#### [EXERCISE]
Without the pictures, reproduce the records that follow exactly.

#### [PROVIDED DATA]

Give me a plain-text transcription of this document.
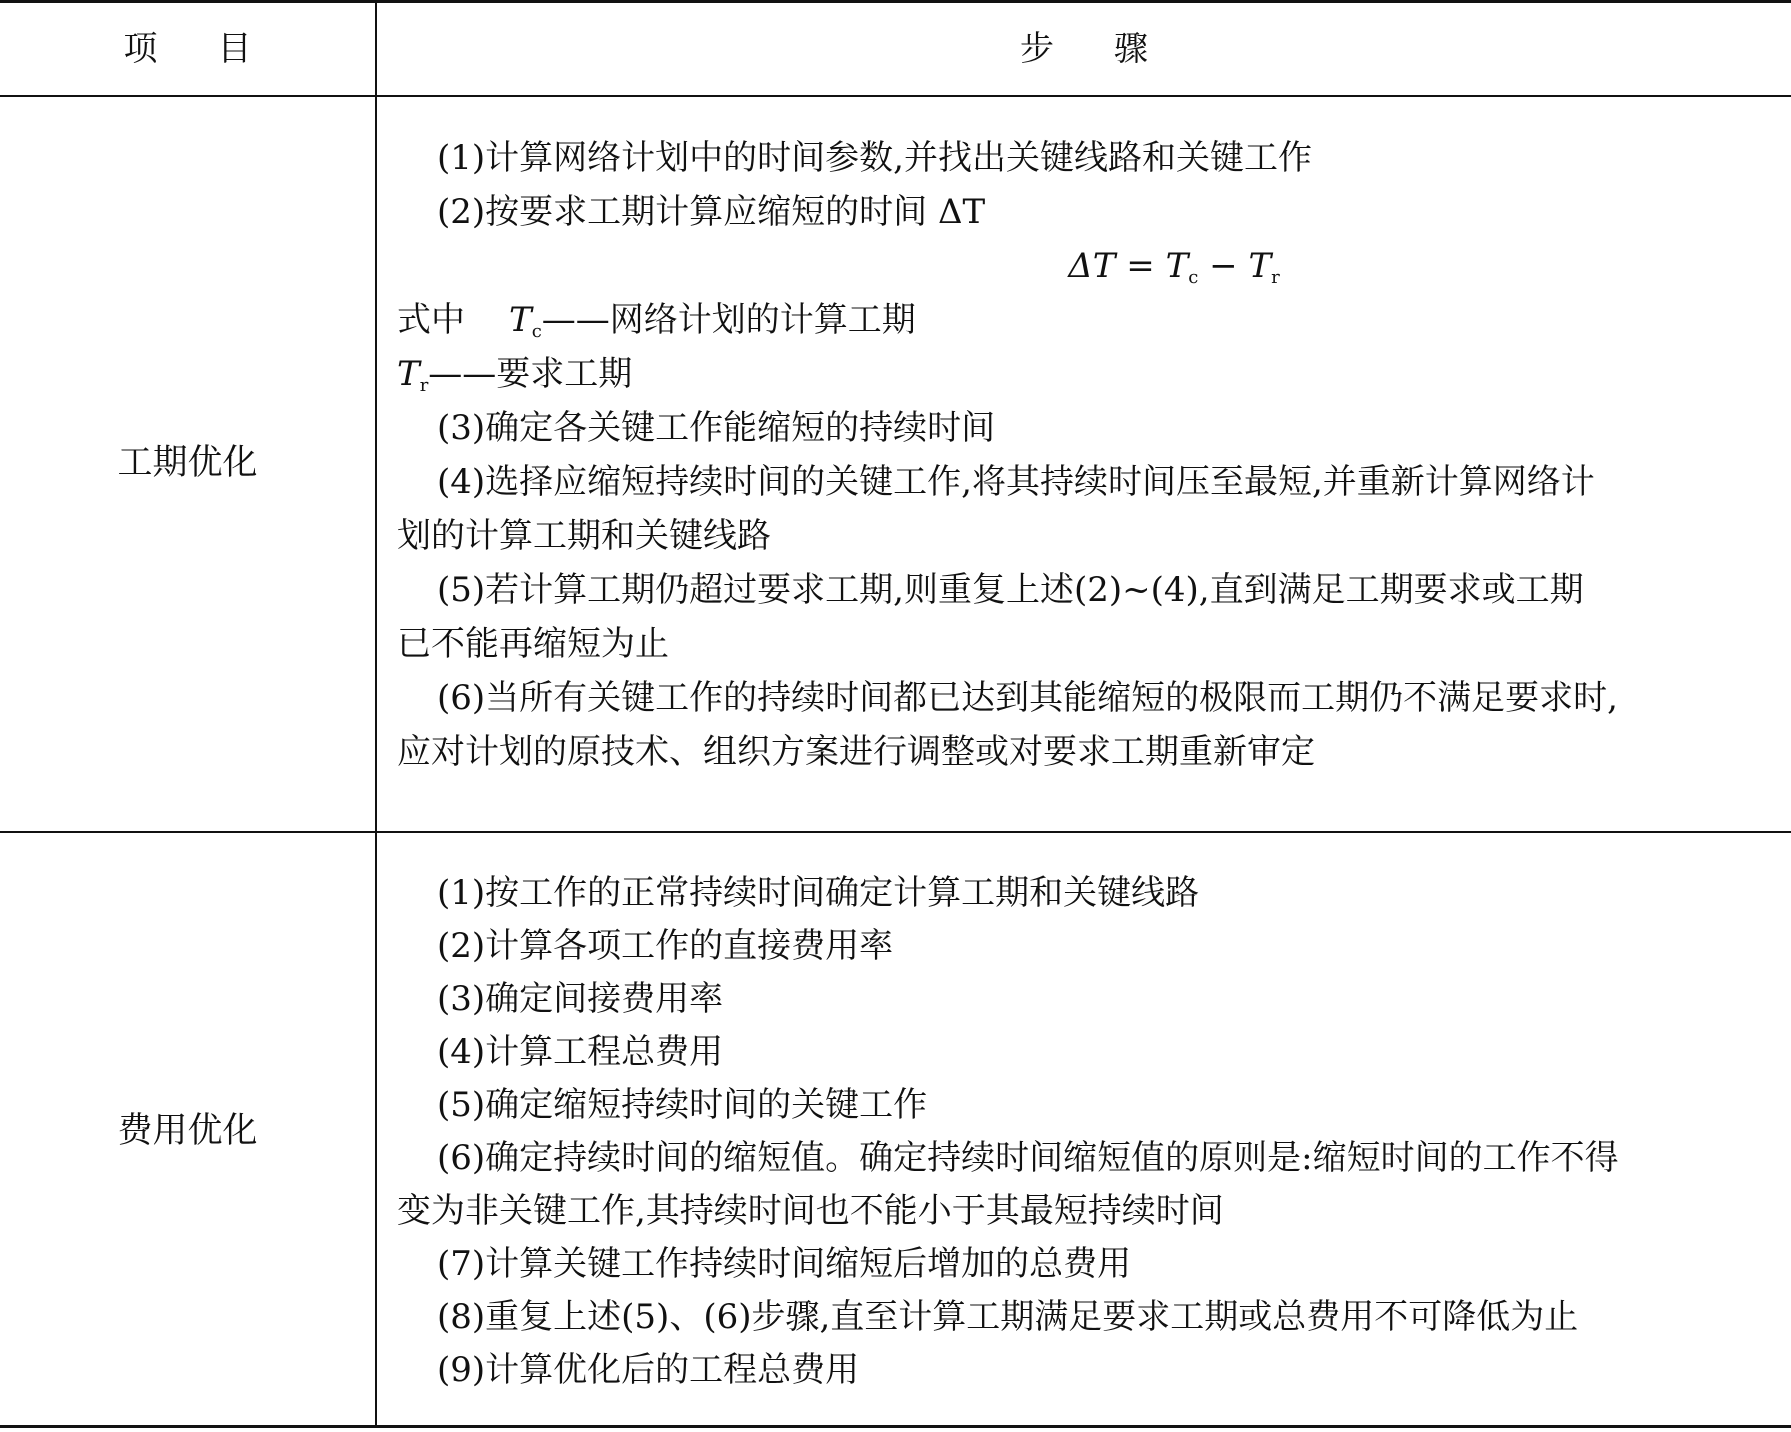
项目	步骤
工期优化
(1)计算网络计划中的时间参数,并找出关键线路和关键工作
(2)按要求工期计算应缩短的时间 ΔT
$\Delta T = T_c - T_r$
式中 $T_c——$网络计划的计算工期
$T_r——$要求工期
(3)确定各关键工作能缩短的持续时间
(4)选择应缩短持续时间的关键工作,将其持续时间压至最短,并重新计算网络计
划的计算工期和关键线路
(5)若计算工期仍超过要求工期,则重复上述(2)~(4),直到满足工期要求或工期
已不能再缩短为止
(6)当所有关键工作的持续时间都已达到其能缩短的极限而工期仍不满足要求时,
应对计划的原技术、组织方案进行调整或对要求工期重新审定
费用优化
(1)按工作的正常持续时间确定计算工期和关键线路
(2)计算各项工作的直接费用率
(3)确定间接费用率
(4)计算工程总费用
(5)确定缩短持续时间的关键工作
(6)确定持续时间的缩短值。确定持续时间缩短值的原则是:缩短时间的工作不得
变为非关键工作,其持续时间也不能小于其最短持续时间
(7)计算关键工作持续时间缩短后增加的总费用
(8)重复上述(5)、(6)步骤,直至计算工期满足要求工期或总费用不可降低为止
(9)计算优化后的工程总费用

#### [FINAL ANSWER]
Give me a plain-text transcription of this document.
项目	步骤
工期优化
(1)计算网络计划中的时间参数,并找出关键线路和关键工作
(2)按要求工期计算应缩短的时间 ΔT
$\Delta T = T_c - T_r$
式中 $T_c——$网络计划的计算工期
$T_r——$要求工期
(3)确定各关键工作能缩短的持续时间
(4)选择应缩短持续时间的关键工作,将其持续时间压至最短,并重新计算网络计
划的计算工期和关键线路
(5)若计算工期仍超过要求工期,则重复上述(2)~(4),直到满足工期要求或工期
已不能再缩短为止
(6)当所有关键工作的持续时间都已达到其能缩短的极限而工期仍不满足要求时,
应对计划的原技术、组织方案进行调整或对要求工期重新审定
费用优化
(1)按工作的正常持续时间确定计算工期和关键线路
(2)计算各项工作的直接费用率
(3)确定间接费用率
(4)计算工程总费用
(5)确定缩短持续时间的关键工作
(6)确定持续时间的缩短值。确定持续时间缩短值的原则是:缩短时间的工作不得
变为非关键工作,其持续时间也不能小于其最短持续时间
(7)计算关键工作持续时间缩短后增加的总费用
(8)重复上述(5)、(6)步骤,直至计算工期满足要求工期或总费用不可降低为止
(9)计算优化后的工程总费用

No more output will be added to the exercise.